| Stated problem |
From the listing below, pull out the lines that hold "taken".

| Data excerpts |
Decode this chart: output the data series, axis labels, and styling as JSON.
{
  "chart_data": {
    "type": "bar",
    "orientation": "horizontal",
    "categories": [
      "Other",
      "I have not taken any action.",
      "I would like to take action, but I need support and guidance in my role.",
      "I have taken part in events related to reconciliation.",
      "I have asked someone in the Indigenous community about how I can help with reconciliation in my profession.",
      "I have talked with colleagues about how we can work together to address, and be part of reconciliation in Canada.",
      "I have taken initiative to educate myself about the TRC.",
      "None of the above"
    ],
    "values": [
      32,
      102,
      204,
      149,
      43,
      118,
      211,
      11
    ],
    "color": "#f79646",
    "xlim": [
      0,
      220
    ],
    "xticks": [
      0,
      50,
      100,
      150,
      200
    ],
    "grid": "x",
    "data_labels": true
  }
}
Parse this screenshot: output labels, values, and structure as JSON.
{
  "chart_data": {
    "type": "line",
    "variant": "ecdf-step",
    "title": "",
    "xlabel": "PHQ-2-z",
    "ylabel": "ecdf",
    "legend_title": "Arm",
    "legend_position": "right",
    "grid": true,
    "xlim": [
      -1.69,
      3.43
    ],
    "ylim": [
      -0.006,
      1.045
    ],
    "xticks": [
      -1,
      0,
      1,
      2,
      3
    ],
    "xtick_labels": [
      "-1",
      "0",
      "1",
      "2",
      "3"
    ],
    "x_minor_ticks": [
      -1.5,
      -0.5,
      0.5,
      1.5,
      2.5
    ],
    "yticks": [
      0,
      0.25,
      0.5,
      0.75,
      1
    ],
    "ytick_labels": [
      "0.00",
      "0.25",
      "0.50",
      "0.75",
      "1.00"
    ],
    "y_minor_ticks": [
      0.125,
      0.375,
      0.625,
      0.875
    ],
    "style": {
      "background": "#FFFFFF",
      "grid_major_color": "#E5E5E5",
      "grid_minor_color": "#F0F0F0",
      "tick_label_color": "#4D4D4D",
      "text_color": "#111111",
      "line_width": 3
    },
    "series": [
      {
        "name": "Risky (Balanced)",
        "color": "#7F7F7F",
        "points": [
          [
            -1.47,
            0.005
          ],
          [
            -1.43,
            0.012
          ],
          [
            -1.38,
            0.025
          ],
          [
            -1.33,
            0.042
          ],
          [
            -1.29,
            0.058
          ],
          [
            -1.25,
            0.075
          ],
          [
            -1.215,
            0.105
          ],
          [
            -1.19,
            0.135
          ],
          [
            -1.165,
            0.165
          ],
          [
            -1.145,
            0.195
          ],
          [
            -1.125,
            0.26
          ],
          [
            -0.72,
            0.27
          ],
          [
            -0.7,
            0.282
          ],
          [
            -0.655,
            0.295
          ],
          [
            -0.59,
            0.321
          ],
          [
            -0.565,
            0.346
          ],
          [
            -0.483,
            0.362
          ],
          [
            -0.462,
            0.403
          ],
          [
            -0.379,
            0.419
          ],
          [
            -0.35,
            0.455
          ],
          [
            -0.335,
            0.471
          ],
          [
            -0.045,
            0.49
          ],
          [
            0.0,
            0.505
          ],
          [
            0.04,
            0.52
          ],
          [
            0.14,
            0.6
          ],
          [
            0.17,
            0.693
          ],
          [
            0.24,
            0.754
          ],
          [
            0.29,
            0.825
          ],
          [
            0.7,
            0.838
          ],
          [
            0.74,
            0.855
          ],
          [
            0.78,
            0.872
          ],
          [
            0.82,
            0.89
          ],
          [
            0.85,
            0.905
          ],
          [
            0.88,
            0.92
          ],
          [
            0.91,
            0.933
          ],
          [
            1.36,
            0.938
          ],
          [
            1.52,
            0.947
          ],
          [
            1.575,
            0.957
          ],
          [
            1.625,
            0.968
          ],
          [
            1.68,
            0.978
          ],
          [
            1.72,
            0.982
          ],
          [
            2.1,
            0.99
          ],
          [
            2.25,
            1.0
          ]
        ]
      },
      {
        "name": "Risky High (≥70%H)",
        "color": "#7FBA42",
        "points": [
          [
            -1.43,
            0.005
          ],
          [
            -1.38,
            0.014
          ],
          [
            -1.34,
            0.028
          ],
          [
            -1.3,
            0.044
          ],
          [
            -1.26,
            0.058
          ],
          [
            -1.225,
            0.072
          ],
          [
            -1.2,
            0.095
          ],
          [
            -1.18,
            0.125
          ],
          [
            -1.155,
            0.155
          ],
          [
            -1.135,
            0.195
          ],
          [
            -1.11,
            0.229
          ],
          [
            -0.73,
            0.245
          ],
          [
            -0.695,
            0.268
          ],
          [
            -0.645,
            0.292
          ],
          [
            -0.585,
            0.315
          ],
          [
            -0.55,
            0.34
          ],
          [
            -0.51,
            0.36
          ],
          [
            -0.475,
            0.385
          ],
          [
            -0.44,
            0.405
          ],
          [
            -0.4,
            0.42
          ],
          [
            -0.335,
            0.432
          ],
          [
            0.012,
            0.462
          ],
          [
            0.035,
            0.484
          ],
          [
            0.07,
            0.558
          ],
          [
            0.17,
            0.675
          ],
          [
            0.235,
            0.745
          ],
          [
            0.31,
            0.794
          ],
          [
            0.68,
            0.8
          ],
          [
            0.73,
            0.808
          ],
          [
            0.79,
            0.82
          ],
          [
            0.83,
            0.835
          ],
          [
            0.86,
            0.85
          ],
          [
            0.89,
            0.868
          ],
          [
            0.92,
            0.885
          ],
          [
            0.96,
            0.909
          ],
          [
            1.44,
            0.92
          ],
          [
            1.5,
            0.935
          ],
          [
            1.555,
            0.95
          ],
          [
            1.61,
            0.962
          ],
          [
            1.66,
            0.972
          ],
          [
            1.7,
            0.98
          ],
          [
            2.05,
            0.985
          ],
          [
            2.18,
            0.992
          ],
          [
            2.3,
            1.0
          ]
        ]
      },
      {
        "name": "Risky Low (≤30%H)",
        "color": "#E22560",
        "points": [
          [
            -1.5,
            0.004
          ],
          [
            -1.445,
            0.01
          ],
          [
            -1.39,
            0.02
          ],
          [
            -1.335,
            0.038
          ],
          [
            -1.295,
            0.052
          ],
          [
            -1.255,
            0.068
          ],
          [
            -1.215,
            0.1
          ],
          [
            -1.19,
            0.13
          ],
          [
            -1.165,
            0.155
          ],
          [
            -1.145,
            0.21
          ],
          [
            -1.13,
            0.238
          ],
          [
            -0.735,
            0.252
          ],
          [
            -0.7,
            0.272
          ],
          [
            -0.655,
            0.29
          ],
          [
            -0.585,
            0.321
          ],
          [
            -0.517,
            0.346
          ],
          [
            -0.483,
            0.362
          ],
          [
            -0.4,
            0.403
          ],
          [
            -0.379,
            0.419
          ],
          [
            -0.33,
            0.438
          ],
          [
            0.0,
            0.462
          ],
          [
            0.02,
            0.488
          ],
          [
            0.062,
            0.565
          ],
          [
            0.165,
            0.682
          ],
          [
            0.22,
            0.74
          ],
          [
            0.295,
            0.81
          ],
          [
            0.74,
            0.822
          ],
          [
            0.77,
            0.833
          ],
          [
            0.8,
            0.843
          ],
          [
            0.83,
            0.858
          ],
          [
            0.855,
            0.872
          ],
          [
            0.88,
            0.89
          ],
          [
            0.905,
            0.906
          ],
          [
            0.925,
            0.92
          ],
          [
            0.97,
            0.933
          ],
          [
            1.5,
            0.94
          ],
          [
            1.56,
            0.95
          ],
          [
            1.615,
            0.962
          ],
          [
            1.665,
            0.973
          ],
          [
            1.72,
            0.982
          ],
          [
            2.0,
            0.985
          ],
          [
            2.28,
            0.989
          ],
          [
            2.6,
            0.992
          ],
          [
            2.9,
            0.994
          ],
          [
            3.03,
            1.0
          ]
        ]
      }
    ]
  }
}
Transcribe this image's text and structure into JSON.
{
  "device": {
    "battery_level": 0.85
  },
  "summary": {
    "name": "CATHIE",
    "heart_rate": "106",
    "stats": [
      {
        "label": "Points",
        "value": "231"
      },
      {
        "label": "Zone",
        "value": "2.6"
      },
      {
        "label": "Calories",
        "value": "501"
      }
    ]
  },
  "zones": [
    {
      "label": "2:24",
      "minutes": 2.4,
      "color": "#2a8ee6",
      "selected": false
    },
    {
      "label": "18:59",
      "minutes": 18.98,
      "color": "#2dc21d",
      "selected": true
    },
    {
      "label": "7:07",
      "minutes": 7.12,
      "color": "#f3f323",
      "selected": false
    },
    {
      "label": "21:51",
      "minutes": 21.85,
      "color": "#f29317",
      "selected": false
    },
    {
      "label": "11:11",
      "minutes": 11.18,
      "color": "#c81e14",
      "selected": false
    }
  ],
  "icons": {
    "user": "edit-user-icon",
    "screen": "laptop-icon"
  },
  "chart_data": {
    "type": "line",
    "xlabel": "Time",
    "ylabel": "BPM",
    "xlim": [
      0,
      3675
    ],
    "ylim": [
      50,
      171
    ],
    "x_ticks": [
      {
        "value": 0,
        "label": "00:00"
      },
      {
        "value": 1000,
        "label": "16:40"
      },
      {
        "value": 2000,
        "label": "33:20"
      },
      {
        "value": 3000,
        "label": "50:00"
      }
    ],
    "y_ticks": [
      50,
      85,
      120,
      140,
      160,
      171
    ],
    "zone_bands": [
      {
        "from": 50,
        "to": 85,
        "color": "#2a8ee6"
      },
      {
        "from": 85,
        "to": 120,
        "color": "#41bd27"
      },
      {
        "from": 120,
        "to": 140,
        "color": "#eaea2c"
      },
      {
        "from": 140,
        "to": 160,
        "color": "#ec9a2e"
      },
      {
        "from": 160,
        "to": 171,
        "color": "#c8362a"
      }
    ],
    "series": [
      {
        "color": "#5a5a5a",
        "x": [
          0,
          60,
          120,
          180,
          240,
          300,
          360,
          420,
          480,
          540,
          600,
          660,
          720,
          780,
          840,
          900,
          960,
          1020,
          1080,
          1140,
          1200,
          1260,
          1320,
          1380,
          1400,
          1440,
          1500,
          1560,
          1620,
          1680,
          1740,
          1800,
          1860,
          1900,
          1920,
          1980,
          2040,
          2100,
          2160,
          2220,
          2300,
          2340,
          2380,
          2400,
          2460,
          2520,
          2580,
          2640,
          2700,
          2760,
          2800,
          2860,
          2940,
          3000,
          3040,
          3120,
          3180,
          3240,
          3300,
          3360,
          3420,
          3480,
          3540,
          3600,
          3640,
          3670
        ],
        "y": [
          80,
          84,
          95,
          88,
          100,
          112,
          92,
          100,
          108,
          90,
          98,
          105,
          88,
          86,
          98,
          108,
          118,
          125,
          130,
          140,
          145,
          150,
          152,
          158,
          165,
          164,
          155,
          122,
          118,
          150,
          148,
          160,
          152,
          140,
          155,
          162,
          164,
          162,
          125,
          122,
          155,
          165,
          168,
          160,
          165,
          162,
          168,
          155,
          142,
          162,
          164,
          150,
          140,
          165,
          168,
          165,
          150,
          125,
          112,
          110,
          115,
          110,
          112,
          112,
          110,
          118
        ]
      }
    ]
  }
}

| The response |
      "I have not taken any action.",
      "I have taken part in events related to reconciliation.",
      "I have taken initiative to educate myself about the TRC.",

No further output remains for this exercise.